Some records:
"""

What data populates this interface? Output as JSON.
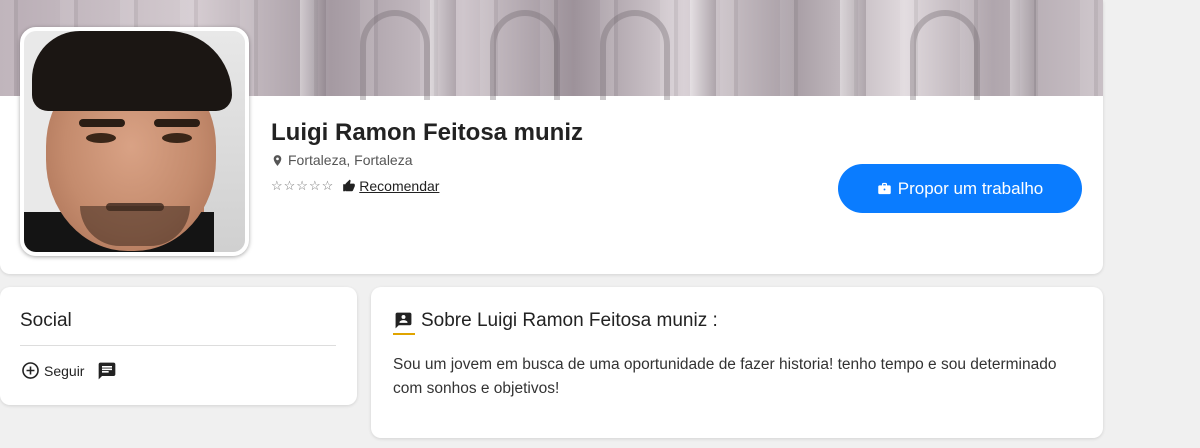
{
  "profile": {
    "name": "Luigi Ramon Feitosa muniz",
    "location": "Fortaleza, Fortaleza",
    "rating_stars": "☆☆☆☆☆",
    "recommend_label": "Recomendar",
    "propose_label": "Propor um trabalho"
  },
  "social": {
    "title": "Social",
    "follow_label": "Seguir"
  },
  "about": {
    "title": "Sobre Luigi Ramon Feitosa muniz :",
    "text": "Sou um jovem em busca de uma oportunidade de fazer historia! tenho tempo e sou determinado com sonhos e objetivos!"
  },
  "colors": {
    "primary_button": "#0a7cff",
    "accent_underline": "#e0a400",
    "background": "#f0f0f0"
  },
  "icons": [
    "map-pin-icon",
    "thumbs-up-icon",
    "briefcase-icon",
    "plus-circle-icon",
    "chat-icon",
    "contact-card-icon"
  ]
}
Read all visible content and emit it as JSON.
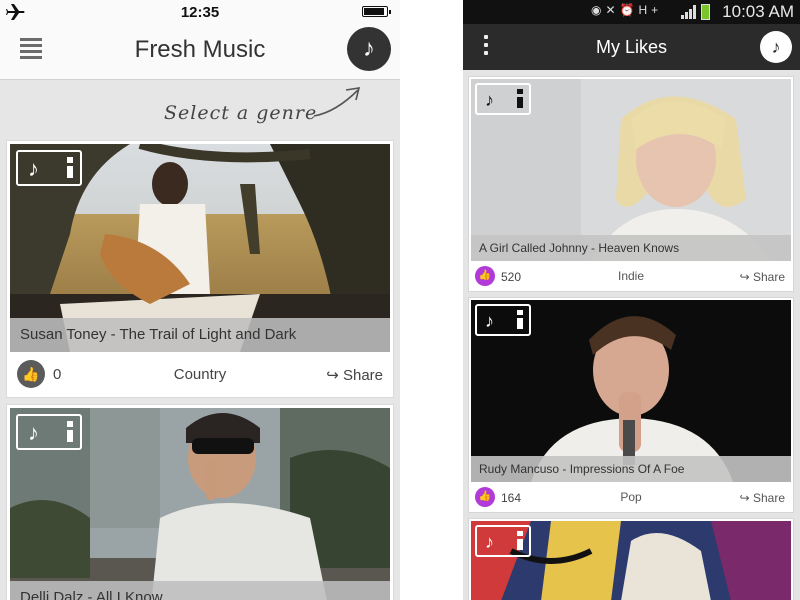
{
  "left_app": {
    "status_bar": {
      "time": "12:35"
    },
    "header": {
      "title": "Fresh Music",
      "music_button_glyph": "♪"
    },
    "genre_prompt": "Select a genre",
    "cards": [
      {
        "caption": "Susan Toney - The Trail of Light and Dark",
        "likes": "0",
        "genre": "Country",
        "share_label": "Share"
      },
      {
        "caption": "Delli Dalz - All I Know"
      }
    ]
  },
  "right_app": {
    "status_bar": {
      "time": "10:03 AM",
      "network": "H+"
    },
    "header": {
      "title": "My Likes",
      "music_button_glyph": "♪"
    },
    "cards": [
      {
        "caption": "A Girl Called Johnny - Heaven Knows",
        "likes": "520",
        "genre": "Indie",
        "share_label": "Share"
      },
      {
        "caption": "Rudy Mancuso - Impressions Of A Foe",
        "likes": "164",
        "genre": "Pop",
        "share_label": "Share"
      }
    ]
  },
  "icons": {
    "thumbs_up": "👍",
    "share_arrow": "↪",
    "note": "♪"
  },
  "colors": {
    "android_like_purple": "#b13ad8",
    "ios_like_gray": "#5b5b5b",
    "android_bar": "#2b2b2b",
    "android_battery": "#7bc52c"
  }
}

"""

§ **Exercise aim**
Each record above must be returned exactly as written, with its pictures omitted.

§ **Output**
What data populates this interface? Output as JSON.
{
  "profile": {
    "name": "Luigi Ramon Feitosa muniz",
    "location": "Fortaleza, Fortaleza",
    "rating_stars": "☆☆☆☆☆",
    "recommend_label": "Recomendar",
    "propose_label": "Propor um trabalho"
  },
  "social": {
    "title": "Social",
    "follow_label": "Seguir"
  },
  "about": {
    "title": "Sobre Luigi Ramon Feitosa muniz :",
    "text": "Sou um jovem em busca de uma oportunidade de fazer historia! tenho tempo e sou determinado com sonhos e objetivos!"
  },
  "colors": {
    "primary_button": "#0a7cff",
    "accent_underline": "#e0a400",
    "background": "#f0f0f0"
  },
  "icons": [
    "map-pin-icon",
    "thumbs-up-icon",
    "briefcase-icon",
    "plus-circle-icon",
    "chat-icon",
    "contact-card-icon"
  ]
}
Read all visible content and emit it as JSON.
{
  "left_app": {
    "status_bar": {
      "time": "12:35"
    },
    "header": {
      "title": "Fresh Music",
      "music_button_glyph": "♪"
    },
    "genre_prompt": "Select a genre",
    "cards": [
      {
        "caption": "Susan Toney - The Trail of Light and Dark",
        "likes": "0",
        "genre": "Country",
        "share_label": "Share"
      },
      {
        "caption": "Delli Dalz - All I Know"
      }
    ]
  },
  "right_app": {
    "status_bar": {
      "time": "10:03 AM",
      "network": "H+"
    },
    "header": {
      "title": "My Likes",
      "music_button_glyph": "♪"
    },
    "cards": [
      {
        "caption": "A Girl Called Johnny - Heaven Knows",
        "likes": "520",
        "genre": "Indie",
        "share_label": "Share"
      },
      {
        "caption": "Rudy Mancuso - Impressions Of A Foe",
        "likes": "164",
        "genre": "Pop",
        "share_label": "Share"
      }
    ]
  },
  "icons": {
    "thumbs_up": "👍",
    "share_arrow": "↪",
    "note": "♪"
  },
  "colors": {
    "android_like_purple": "#b13ad8",
    "ios_like_gray": "#5b5b5b",
    "android_bar": "#2b2b2b",
    "android_battery": "#7bc52c"
  }
}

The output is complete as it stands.